§ **Aim of the exercise**
Every line below should be repeated exactly.

§ **Records shown**
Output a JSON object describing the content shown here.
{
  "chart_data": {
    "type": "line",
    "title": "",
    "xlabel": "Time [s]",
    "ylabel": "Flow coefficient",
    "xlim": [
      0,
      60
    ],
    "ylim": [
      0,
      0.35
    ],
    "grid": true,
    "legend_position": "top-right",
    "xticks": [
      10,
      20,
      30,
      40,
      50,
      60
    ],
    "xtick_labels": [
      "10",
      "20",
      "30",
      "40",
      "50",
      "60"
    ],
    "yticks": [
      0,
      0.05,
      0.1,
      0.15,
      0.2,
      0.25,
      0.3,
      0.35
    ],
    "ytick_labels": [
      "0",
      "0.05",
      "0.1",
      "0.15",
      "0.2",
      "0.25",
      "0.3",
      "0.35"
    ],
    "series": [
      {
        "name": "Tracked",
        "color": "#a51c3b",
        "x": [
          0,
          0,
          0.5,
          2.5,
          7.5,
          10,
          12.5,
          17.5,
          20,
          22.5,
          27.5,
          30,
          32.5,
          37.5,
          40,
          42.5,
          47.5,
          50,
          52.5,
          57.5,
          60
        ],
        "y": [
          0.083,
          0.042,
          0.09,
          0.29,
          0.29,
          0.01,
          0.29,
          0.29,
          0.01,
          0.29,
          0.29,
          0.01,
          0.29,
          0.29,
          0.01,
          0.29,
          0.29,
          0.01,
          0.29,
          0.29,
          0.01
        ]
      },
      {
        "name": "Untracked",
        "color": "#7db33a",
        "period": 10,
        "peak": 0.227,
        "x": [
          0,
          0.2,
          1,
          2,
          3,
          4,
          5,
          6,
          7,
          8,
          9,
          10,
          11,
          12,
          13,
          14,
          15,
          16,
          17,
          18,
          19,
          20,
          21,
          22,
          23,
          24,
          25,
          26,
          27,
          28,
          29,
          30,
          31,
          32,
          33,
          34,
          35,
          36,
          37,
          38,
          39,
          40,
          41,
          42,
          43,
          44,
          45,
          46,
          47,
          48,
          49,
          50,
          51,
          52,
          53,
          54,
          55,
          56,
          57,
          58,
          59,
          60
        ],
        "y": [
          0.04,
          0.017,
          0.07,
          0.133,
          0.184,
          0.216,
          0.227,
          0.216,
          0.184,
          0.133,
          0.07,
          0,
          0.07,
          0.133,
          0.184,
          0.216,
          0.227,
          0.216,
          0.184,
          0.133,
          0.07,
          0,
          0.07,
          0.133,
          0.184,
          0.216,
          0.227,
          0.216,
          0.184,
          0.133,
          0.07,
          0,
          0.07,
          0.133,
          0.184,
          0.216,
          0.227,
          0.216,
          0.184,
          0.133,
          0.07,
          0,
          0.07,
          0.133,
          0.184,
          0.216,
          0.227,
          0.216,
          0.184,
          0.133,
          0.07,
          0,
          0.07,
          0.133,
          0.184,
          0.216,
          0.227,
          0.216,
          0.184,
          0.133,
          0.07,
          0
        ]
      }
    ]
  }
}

§ **Task result**
Output a JSON object describing the content shown here.
{
  "chart_data": {
    "type": "line",
    "title": "",
    "xlabel": "Time [s]",
    "ylabel": "Flow coefficient",
    "xlim": [
      0,
      60
    ],
    "ylim": [
      0,
      0.35
    ],
    "grid": true,
    "legend_position": "top-right",
    "xticks": [
      10,
      20,
      30,
      40,
      50,
      60
    ],
    "xtick_labels": [
      "10",
      "20",
      "30",
      "40",
      "50",
      "60"
    ],
    "yticks": [
      0,
      0.05,
      0.1,
      0.15,
      0.2,
      0.25,
      0.3,
      0.35
    ],
    "ytick_labels": [
      "0",
      "0.05",
      "0.1",
      "0.15",
      "0.2",
      "0.25",
      "0.3",
      "0.35"
    ],
    "series": [
      {
        "name": "Tracked",
        "color": "#a51c3b",
        "x": [
          0,
          0,
          0.5,
          2.5,
          7.5,
          10,
          12.5,
          17.5,
          20,
          22.5,
          27.5,
          30,
          32.5,
          37.5,
          40,
          42.5,
          47.5,
          50,
          52.5,
          57.5,
          60
        ],
        "y": [
          0.083,
          0.042,
          0.09,
          0.29,
          0.29,
          0.01,
          0.29,
          0.29,
          0.01,
          0.29,
          0.29,
          0.01,
          0.29,
          0.29,
          0.01,
          0.29,
          0.29,
          0.01,
          0.29,
          0.29,
          0.01
        ]
      },
      {
        "name": "Untracked",
        "color": "#7db33a",
        "period": 10,
        "peak": 0.227,
        "x": [
          0,
          0.2,
          1,
          2,
          3,
          4,
          5,
          6,
          7,
          8,
          9,
          10,
          11,
          12,
          13,
          14,
          15,
          16,
          17,
          18,
          19,
          20,
          21,
          22,
          23,
          24,
          25,
          26,
          27,
          28,
          29,
          30,
          31,
          32,
          33,
          34,
          35,
          36,
          37,
          38,
          39,
          40,
          41,
          42,
          43,
          44,
          45,
          46,
          47,
          48,
          49,
          50,
          51,
          52,
          53,
          54,
          55,
          56,
          57,
          58,
          59,
          60
        ],
        "y": [
          0.04,
          0.017,
          0.07,
          0.133,
          0.184,
          0.216,
          0.227,
          0.216,
          0.184,
          0.133,
          0.07,
          0,
          0.07,
          0.133,
          0.184,
          0.216,
          0.227,
          0.216,
          0.184,
          0.133,
          0.07,
          0,
          0.07,
          0.133,
          0.184,
          0.216,
          0.227,
          0.216,
          0.184,
          0.133,
          0.07,
          0,
          0.07,
          0.133,
          0.184,
          0.216,
          0.227,
          0.216,
          0.184,
          0.133,
          0.07,
          0,
          0.07,
          0.133,
          0.184,
          0.216,
          0.227,
          0.216,
          0.184,
          0.133,
          0.07,
          0,
          0.07,
          0.133,
          0.184,
          0.216,
          0.227,
          0.216,
          0.184,
          0.133,
          0.07,
          0
        ]
      }
    ]
  }
}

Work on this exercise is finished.